=== What to do ===
Count how many lines have the word "Frequency" in them. Reply with that number by itself.

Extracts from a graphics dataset
(begin)

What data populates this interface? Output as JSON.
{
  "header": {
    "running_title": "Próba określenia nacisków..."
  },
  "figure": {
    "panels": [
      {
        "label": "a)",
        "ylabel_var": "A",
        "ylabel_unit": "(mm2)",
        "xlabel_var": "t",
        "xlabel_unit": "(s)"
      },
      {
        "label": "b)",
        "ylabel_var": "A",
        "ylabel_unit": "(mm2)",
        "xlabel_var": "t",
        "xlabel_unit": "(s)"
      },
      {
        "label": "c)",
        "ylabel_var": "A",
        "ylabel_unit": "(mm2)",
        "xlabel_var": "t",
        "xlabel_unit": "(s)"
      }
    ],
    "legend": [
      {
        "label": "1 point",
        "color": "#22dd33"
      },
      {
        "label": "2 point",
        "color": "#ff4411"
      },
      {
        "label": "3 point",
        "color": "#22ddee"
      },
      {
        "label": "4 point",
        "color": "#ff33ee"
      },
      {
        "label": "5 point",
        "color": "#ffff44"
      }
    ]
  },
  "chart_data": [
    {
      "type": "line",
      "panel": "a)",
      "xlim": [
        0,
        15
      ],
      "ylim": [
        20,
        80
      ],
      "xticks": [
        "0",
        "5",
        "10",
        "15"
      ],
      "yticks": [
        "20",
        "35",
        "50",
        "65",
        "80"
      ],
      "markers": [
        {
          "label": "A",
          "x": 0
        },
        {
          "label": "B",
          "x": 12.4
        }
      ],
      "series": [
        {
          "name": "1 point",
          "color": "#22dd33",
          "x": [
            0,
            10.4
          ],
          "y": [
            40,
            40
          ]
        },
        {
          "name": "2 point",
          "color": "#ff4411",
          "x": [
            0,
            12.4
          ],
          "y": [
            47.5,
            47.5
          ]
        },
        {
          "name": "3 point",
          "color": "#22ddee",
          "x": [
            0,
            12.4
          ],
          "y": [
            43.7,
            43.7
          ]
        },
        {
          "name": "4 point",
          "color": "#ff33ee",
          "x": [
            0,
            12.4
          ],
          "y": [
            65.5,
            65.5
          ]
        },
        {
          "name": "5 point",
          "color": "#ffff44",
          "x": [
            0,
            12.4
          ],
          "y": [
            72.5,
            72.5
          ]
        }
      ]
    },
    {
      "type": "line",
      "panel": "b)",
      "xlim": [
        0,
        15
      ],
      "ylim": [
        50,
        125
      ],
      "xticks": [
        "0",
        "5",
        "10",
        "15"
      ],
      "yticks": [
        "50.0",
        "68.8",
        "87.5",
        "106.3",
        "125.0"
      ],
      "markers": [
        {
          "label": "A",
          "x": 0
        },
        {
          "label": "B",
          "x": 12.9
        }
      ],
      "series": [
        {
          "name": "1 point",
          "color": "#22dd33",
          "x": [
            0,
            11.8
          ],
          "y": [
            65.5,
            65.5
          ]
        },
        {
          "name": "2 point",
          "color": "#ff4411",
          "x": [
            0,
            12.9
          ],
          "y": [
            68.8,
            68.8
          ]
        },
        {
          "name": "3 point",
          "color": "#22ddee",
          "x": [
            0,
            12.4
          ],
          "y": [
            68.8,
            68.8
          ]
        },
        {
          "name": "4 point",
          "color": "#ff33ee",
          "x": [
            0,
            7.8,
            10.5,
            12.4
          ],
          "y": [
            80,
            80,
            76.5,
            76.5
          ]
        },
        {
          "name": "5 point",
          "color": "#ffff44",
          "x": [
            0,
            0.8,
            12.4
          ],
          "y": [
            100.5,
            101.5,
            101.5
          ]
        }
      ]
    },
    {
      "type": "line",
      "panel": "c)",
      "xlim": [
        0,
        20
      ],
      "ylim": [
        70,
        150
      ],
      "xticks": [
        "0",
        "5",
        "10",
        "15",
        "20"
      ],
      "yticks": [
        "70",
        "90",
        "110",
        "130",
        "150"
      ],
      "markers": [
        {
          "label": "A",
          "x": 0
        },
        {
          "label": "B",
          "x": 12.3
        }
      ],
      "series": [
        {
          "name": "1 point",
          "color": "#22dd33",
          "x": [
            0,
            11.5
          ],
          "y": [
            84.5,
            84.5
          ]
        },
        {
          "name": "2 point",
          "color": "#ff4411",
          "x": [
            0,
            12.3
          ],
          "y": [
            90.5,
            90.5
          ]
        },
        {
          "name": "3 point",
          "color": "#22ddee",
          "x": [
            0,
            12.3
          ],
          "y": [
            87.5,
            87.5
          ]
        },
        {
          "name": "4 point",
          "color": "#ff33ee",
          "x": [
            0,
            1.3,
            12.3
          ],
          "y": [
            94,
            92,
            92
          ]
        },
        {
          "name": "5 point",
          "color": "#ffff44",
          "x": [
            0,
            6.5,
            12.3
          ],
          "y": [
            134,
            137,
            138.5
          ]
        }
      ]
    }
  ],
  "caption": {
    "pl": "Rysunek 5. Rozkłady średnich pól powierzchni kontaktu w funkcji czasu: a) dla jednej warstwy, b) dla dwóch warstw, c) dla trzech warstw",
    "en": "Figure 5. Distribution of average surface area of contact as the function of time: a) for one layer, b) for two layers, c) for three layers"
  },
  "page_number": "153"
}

(end)
(begin)

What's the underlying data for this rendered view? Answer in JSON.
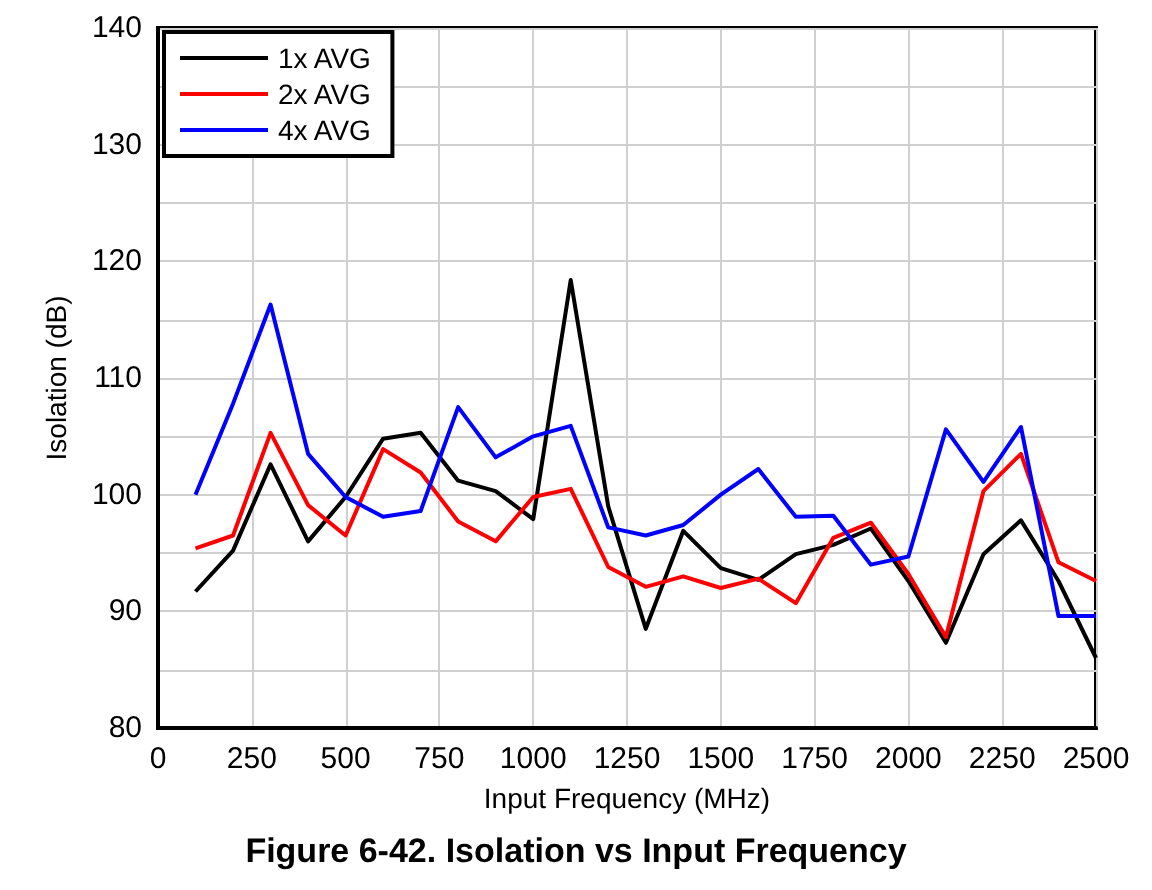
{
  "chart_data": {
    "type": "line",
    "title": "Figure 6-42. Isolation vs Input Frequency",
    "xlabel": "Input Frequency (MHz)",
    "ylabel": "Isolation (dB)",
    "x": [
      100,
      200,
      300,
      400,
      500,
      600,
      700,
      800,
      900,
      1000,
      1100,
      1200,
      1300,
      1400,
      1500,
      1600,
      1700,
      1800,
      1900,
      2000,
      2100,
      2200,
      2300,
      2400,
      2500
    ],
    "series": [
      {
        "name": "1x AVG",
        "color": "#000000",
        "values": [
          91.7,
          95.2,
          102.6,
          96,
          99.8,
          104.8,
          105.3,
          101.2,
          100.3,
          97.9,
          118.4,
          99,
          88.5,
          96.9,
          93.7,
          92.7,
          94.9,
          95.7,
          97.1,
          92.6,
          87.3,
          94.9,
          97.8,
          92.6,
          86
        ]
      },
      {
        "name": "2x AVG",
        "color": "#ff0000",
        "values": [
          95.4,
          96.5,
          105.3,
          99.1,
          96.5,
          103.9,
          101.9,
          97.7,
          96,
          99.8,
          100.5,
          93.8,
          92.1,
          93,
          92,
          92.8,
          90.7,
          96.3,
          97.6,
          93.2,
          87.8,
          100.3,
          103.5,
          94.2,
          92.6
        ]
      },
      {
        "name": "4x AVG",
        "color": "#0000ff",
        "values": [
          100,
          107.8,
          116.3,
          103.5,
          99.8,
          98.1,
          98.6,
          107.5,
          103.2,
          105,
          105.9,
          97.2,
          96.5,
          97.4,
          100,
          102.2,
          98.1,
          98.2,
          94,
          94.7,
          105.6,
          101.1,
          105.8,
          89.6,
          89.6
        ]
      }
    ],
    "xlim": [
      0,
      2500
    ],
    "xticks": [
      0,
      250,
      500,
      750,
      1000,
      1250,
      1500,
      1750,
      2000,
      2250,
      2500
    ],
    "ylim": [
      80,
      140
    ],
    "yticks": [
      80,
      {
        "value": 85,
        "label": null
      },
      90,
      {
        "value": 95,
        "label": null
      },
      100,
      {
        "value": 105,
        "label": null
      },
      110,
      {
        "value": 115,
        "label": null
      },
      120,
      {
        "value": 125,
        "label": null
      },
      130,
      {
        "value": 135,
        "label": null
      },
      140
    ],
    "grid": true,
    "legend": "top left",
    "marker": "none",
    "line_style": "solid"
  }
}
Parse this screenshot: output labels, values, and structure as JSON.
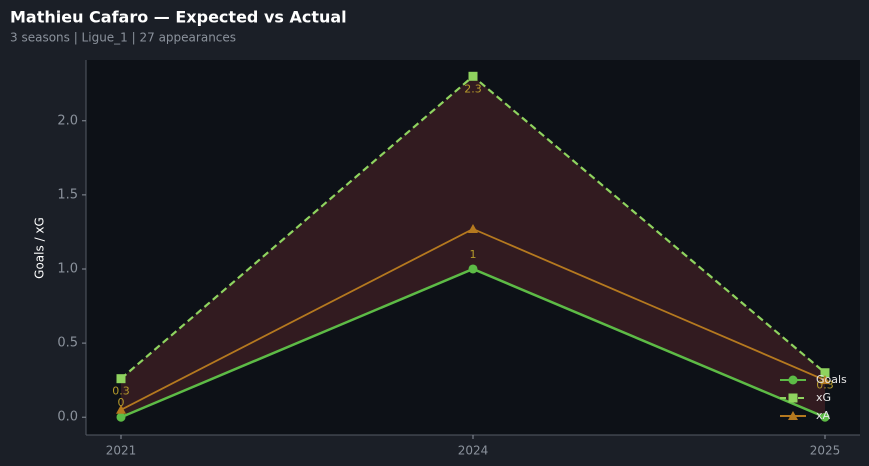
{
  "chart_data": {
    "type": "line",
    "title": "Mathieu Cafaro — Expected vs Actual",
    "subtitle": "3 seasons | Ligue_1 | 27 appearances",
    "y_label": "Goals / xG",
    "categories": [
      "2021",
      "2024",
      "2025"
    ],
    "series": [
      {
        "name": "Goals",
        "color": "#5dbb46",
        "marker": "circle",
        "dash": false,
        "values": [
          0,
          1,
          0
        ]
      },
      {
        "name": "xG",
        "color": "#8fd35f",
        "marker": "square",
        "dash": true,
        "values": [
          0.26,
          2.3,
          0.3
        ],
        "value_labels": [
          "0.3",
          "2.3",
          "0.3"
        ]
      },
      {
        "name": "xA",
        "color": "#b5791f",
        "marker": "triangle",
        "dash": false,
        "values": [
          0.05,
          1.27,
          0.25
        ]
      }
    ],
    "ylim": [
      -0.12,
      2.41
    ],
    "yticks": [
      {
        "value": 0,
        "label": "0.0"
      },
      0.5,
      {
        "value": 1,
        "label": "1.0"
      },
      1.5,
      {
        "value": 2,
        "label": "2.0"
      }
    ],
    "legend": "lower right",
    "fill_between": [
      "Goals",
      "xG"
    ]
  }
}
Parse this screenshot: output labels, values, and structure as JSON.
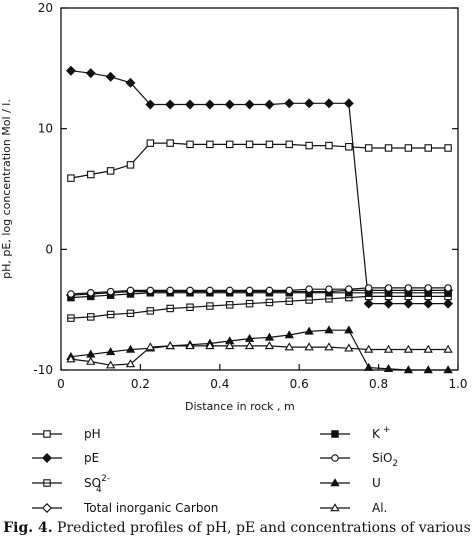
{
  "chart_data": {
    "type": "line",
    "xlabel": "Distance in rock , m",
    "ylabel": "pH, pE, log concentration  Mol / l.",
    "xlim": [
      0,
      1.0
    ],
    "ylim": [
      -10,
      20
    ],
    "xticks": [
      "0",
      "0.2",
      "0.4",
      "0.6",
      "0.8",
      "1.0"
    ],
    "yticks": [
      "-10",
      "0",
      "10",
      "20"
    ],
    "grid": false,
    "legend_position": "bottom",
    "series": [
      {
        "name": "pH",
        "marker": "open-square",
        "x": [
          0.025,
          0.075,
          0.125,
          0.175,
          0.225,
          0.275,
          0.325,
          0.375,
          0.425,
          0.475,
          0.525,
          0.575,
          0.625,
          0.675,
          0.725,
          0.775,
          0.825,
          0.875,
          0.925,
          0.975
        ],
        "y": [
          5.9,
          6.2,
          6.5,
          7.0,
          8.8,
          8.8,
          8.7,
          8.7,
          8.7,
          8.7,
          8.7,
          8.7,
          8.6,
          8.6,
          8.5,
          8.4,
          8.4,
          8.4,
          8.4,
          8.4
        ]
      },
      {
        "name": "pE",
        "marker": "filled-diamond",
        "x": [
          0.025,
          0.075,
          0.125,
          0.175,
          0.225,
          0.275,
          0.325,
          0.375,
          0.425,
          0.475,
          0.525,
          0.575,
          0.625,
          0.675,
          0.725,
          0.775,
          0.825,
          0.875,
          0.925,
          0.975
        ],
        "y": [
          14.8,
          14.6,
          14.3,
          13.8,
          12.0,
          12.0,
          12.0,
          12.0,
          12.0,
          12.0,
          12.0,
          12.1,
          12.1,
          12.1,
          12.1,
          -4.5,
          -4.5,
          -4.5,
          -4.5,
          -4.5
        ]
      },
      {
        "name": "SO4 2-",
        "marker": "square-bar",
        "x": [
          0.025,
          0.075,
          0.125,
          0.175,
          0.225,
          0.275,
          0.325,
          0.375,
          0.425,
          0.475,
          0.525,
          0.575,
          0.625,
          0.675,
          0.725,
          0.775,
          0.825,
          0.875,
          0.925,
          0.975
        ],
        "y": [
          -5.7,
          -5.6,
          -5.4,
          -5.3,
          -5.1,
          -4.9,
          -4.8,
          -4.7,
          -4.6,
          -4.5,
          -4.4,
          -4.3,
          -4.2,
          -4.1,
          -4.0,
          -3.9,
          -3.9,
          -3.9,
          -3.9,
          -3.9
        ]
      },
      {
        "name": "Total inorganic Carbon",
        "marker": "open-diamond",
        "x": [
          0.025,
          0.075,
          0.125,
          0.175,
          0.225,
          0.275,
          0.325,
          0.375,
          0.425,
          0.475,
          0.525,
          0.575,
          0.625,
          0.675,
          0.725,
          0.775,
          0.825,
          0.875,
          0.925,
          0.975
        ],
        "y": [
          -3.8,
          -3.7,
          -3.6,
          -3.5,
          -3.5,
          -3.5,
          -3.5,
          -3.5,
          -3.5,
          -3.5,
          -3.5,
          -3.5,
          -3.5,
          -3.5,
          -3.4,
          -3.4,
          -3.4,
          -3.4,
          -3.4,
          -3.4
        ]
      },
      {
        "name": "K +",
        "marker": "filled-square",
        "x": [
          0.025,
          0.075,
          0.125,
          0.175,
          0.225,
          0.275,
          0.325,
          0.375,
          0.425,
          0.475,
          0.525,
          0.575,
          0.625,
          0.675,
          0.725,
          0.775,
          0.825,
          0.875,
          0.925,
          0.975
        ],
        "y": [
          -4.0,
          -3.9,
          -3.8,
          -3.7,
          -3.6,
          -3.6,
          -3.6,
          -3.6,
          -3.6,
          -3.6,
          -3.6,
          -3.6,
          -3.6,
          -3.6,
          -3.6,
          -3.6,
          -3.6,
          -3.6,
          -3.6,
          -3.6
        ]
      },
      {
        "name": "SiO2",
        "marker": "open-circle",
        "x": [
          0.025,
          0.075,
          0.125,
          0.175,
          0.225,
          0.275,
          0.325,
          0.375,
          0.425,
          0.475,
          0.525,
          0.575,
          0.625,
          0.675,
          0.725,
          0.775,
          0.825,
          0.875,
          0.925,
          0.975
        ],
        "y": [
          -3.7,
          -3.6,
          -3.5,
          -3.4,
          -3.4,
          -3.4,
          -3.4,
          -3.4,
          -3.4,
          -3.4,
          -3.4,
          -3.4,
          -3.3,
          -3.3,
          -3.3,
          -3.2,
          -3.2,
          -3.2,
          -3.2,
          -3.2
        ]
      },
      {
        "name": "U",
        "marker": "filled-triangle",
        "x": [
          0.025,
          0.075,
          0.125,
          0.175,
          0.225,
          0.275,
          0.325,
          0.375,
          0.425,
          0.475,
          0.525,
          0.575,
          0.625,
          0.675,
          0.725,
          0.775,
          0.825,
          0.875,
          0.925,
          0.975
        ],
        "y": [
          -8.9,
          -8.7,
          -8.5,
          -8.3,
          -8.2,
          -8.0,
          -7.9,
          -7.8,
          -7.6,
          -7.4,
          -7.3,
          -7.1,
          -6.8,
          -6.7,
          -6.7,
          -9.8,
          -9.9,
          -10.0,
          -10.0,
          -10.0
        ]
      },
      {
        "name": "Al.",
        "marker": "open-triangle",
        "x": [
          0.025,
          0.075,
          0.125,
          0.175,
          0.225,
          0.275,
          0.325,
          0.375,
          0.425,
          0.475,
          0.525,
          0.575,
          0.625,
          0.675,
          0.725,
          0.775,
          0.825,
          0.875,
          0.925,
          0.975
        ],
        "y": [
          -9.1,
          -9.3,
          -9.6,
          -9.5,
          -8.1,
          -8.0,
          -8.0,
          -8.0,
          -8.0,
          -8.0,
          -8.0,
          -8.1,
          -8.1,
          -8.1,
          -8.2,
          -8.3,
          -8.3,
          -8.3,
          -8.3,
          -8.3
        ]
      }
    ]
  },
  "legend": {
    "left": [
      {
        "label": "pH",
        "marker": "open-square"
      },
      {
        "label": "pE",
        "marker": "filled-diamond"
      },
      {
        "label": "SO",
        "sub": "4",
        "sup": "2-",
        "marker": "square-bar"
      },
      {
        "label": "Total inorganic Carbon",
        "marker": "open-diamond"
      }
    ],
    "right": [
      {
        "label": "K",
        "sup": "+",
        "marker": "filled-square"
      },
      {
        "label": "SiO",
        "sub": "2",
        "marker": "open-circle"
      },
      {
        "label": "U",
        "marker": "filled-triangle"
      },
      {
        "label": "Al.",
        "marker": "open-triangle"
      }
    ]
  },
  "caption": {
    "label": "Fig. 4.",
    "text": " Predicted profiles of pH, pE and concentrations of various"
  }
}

(end)
(begin)

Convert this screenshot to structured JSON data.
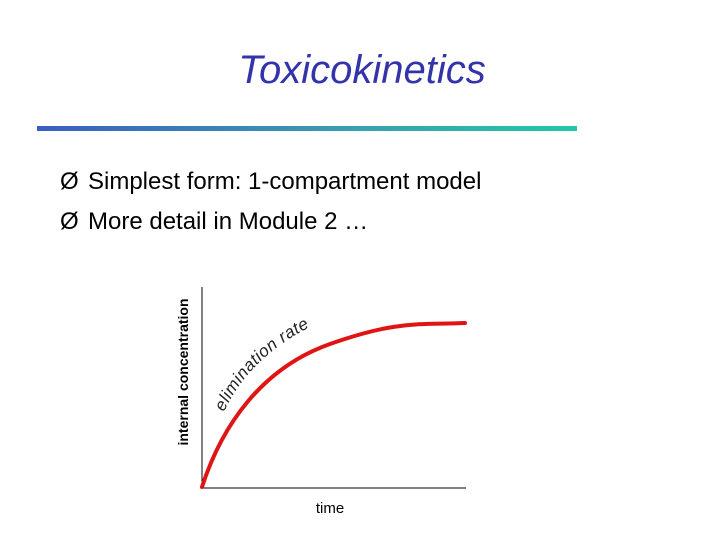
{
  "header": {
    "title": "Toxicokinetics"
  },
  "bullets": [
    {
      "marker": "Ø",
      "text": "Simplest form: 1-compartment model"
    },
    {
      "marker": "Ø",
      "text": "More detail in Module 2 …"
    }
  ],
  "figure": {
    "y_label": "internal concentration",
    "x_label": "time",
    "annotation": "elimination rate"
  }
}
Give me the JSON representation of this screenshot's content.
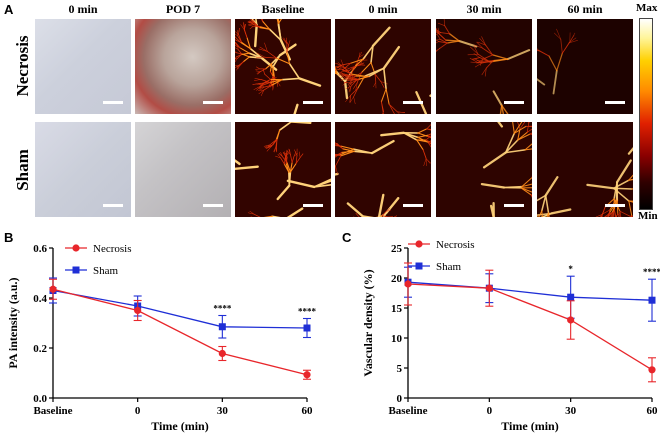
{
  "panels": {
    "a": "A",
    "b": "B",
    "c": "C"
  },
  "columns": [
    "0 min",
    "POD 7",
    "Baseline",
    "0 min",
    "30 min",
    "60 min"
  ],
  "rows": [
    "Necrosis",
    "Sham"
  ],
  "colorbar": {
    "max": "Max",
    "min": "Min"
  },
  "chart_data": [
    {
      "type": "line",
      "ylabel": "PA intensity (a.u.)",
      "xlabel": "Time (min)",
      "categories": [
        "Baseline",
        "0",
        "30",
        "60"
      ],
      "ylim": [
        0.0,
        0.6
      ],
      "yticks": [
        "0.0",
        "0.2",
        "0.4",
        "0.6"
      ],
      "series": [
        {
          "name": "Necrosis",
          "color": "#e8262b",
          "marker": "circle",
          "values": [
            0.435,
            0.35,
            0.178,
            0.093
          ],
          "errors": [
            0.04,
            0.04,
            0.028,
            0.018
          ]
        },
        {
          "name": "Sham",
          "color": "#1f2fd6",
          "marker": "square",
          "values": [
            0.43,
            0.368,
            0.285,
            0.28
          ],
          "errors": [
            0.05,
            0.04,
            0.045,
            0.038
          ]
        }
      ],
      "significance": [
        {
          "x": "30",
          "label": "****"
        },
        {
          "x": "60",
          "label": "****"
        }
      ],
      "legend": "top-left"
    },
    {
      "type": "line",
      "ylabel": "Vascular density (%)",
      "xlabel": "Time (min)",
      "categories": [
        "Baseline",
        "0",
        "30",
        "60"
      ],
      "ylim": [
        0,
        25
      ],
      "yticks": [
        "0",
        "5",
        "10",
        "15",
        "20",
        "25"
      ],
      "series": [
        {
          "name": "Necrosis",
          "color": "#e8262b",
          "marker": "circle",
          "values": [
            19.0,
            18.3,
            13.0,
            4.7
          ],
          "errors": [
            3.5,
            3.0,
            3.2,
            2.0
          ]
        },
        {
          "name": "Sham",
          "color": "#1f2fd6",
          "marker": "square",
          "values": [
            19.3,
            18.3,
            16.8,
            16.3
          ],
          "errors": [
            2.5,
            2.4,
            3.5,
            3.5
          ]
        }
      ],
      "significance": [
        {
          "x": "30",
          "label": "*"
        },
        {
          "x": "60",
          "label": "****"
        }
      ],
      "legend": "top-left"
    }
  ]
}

(end)

=== Written solution ===
2